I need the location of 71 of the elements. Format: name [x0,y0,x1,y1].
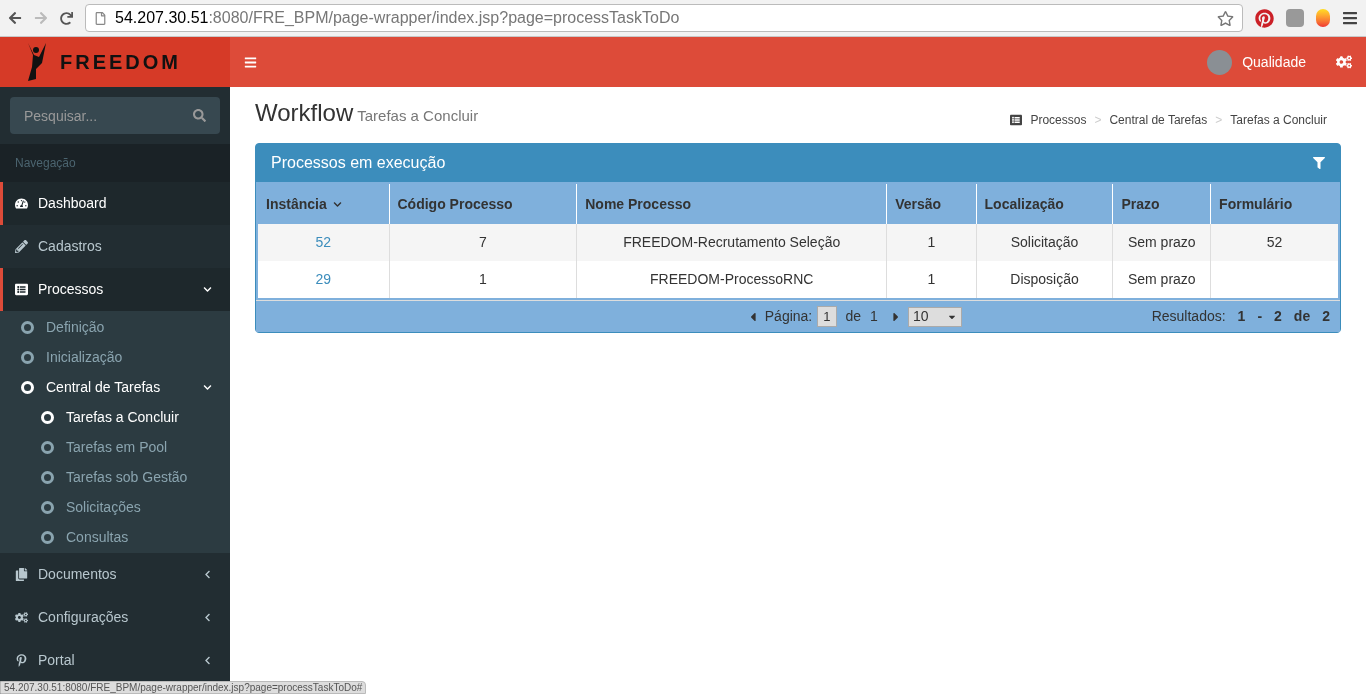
table-cell: 1 [886,261,977,298]
status-url: 54.207.30.51:8080/FRE_BPM/page-wrapper/index.jsp?page=processTaskToDo# [0,681,367,694]
user-name[interactable]: Qualidade [1242,51,1306,73]
nav-item[interactable]: Processos [0,268,230,311]
menu-icon[interactable] [1342,10,1358,26]
nav-subitem[interactable]: Solicitações [0,492,230,522]
pin-icon [15,654,28,667]
search-field[interactable]: Pesquisar... [10,97,220,134]
page-subtitle: Tarefas a Concluir [357,106,479,126]
chevron-down-icon [203,285,212,294]
results-text: - [1257,307,1263,326]
chevron-left-icon [203,613,212,622]
url-text: 54.207.30.51:8080/FRE_BPM/page-wrapper/index.jsp?page=processTaskToDo [115,8,681,28]
back-icon[interactable] [8,11,22,25]
pencil-icon [15,240,28,253]
results-label: Resultados: [1151,307,1226,326]
nav-subitem[interactable]: Consultas [0,522,230,552]
reload-icon[interactable] [60,11,73,25]
pager-of: de [845,307,862,326]
page-title: Workflow [255,98,354,128]
filter-icon[interactable] [1313,157,1325,169]
pinterest-icon[interactable] [1255,8,1274,28]
table-cell: 1 [389,261,577,298]
nav-item[interactable]: Documentos [0,553,230,596]
nav-item[interactable]: Cadastros [0,225,230,268]
page-input[interactable]: 1 [817,305,837,328]
nav-subitem[interactable]: Tarefas a Concluir [0,402,230,432]
sort-icon [332,200,342,210]
nav-item[interactable]: Dashboard [0,182,230,225]
page-size-select[interactable]: 10 [907,306,962,327]
chevron-left-icon [203,656,212,665]
search-icon[interactable] [193,109,206,122]
dashboard-icon [15,197,28,210]
address-bar[interactable]: 54.207.30.51:8080/FRE_BPM/page-wrapper/index.jsp?page=processTaskToDo [85,4,1243,32]
list-icon [1010,114,1023,126]
results-text: 2 [1274,307,1282,326]
copy-icon [15,568,28,581]
instance-link[interactable]: 29 [258,261,389,298]
logo-text: FREEDOM [60,50,181,75]
chevron-left-icon [203,570,212,579]
settings-icon[interactable] [1336,54,1352,70]
nav-subitem[interactable]: Definição [0,312,230,342]
menu-icon[interactable] [244,55,257,69]
results-text: de [1293,307,1311,326]
table-cell: Sem prazo [1113,261,1211,298]
breadcrumb-link[interactable]: Processos [1030,111,1087,129]
star-icon[interactable] [1217,9,1234,27]
total-pages: 1 [870,307,878,326]
nav-subitem[interactable]: Tarefas sob Gestão [0,462,230,492]
breadcrumb-separator: > [1094,112,1102,129]
panel-title: Processos em execução [271,153,447,173]
chevron-down-icon [203,382,212,392]
gears-icon [15,611,28,624]
breadcrumb-link[interactable]: Central de Tarefas [1109,111,1208,129]
nav-section-header: Navegação [0,144,230,182]
flame-icon[interactable] [1316,9,1330,27]
list-icon [15,283,28,296]
page-icon [94,11,107,25]
column-header[interactable]: Formulário [1210,184,1338,224]
table-cell: Disposição [976,261,1113,298]
nav-subitem[interactable]: Inicialização [0,342,230,372]
nav-item[interactable]: Configurações [0,596,230,639]
nav-subitem[interactable]: Tarefas em Pool [0,432,230,462]
table-cell: FREEDOM-ProcessoRNC [576,261,887,298]
pager-label: Página: [764,307,813,326]
table-cell: 52 [1210,224,1338,261]
results-text: 2 [1322,307,1330,326]
breadcrumb-separator: > [1215,112,1223,129]
results-text: 1 [1237,307,1246,326]
nav-item[interactable]: Portal [0,639,230,682]
nav-subitem[interactable]: Central de Tarefas [0,372,230,402]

__EXERCISE__.
Reproduce the data without any change, from the line with "table-cell: 1 [886,261,977,298]" up to and including the line with "results-label: Resultados: [1151,307,1226,326]".

__CORRECT ANSWER__.
table-cell: 1 [886,261,977,298]
status-url: 54.207.30.51:8080/FRE_BPM/page-wrapper/index.jsp?page=processTaskToDo# [0,681,367,694]
user-name[interactable]: Qualidade [1242,51,1306,73]
nav-item[interactable]: Processos [0,268,230,311]
menu-icon[interactable] [1342,10,1358,26]
nav-subitem[interactable]: Solicitações [0,492,230,522]
pin-icon [15,654,28,667]
search-field[interactable]: Pesquisar... [10,97,220,134]
page-subtitle: Tarefas a Concluir [357,106,479,126]
chevron-down-icon [203,285,212,294]
results-text: - [1257,307,1263,326]
chevron-left-icon [203,613,212,622]
url-text: 54.207.30.51:8080/FRE_BPM/page-wrapper/index.jsp?page=processTaskToDo [115,8,681,28]
back-icon[interactable] [8,11,22,25]
pencil-icon [15,240,28,253]
results-label: Resultados: [1151,307,1226,326]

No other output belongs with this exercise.